• [WHAT YOU WILL DO] Work out the number of lines containing "читаться". Give that number alone.

[Extracted records]

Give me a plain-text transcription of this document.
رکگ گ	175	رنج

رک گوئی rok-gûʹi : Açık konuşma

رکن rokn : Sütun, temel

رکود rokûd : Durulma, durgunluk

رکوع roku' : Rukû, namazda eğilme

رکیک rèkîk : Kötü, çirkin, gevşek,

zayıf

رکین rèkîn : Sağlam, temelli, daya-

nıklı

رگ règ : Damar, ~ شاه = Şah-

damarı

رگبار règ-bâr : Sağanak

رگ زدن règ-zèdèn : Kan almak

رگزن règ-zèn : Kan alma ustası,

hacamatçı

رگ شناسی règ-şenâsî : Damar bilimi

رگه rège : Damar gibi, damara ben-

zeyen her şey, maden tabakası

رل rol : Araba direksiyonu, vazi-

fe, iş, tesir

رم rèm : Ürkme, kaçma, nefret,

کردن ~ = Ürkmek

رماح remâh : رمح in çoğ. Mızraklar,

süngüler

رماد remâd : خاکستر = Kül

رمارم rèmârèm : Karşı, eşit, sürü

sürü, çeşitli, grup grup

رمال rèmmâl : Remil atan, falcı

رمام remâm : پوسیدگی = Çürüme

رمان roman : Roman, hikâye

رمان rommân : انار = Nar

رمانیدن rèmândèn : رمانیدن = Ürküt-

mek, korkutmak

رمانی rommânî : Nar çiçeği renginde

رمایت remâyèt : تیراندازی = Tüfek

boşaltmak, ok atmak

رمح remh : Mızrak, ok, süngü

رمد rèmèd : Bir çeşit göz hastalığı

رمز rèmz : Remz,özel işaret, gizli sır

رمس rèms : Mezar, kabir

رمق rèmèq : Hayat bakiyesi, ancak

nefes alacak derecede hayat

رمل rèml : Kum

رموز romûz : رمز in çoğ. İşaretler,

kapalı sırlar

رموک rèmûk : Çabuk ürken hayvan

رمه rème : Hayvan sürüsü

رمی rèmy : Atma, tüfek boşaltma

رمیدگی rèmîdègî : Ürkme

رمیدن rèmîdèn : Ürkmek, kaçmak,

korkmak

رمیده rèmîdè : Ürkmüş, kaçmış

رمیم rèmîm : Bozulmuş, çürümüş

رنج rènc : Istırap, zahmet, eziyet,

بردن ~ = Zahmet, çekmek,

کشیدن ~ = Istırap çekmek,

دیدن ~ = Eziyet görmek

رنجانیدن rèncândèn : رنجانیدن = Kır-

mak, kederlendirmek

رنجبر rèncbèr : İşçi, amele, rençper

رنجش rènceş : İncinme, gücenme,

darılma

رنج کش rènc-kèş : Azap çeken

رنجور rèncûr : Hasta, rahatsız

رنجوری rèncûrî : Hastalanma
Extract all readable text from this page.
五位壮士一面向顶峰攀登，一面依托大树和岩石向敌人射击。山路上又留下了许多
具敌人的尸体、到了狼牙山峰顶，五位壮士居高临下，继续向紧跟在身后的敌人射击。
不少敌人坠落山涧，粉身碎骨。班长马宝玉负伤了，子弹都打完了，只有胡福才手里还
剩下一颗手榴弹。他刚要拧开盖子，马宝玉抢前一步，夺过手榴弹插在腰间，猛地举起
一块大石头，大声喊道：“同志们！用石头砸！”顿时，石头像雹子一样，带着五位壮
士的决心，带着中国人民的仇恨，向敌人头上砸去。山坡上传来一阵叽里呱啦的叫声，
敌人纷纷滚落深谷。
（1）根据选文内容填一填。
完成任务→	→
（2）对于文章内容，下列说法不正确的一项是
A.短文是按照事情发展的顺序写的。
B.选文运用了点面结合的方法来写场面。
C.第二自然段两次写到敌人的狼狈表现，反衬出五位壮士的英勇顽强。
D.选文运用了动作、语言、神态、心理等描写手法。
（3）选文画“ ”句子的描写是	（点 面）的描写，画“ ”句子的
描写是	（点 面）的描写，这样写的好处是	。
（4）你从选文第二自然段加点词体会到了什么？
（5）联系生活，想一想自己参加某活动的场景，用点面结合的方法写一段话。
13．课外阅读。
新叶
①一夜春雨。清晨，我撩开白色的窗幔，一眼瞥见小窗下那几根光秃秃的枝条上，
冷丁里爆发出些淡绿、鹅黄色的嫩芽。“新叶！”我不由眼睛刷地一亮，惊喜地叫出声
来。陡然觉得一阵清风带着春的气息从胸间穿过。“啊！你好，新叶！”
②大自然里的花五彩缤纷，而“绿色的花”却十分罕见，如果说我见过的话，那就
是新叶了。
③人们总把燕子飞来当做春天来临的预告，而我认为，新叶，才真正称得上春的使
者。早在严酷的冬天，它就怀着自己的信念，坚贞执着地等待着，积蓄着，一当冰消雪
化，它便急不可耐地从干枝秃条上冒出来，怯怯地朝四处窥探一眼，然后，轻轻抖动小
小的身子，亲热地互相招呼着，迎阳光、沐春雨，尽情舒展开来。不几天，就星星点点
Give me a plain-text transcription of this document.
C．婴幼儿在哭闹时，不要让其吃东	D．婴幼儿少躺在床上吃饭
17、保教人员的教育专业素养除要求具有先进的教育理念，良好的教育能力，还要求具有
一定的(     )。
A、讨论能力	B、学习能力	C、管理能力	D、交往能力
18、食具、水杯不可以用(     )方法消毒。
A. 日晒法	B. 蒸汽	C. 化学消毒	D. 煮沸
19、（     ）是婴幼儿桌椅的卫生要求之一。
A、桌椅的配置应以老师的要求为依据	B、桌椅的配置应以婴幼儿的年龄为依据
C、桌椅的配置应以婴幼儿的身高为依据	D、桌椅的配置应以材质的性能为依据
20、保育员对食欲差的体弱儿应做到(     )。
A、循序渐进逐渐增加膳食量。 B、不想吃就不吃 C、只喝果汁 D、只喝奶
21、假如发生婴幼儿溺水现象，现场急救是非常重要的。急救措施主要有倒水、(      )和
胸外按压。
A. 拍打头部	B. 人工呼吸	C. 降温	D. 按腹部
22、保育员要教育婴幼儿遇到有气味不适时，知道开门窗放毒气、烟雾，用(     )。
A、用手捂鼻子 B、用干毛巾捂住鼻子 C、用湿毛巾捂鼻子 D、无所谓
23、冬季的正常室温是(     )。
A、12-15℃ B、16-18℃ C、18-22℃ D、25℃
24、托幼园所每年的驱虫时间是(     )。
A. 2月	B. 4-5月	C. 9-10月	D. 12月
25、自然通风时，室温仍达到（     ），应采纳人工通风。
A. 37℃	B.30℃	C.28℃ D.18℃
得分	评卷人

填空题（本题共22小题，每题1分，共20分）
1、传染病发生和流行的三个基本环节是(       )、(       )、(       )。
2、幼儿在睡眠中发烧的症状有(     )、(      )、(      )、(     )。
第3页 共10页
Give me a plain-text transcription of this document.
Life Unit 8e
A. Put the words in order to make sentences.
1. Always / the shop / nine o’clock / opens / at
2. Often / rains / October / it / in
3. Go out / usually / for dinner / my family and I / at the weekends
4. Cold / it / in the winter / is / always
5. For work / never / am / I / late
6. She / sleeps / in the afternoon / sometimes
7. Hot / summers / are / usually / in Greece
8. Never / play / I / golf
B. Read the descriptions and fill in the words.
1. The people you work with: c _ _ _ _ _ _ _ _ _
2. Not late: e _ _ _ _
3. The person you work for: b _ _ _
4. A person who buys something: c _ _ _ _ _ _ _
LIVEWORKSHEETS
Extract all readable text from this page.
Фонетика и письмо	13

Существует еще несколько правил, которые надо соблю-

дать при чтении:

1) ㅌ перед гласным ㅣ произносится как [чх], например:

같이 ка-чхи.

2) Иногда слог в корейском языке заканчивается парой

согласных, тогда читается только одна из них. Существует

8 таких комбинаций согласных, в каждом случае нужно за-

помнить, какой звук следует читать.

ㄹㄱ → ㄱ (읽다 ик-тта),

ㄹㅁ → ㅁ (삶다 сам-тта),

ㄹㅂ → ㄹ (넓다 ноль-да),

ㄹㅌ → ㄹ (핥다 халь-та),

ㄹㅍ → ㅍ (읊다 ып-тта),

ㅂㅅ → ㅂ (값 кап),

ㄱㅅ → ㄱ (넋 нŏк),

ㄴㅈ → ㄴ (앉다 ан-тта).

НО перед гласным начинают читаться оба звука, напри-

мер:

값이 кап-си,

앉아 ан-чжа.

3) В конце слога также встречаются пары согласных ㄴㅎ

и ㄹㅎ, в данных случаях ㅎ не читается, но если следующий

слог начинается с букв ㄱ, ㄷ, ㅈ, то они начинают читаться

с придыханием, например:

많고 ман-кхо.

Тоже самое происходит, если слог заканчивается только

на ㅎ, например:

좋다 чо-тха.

• [FINAL RESULT] 2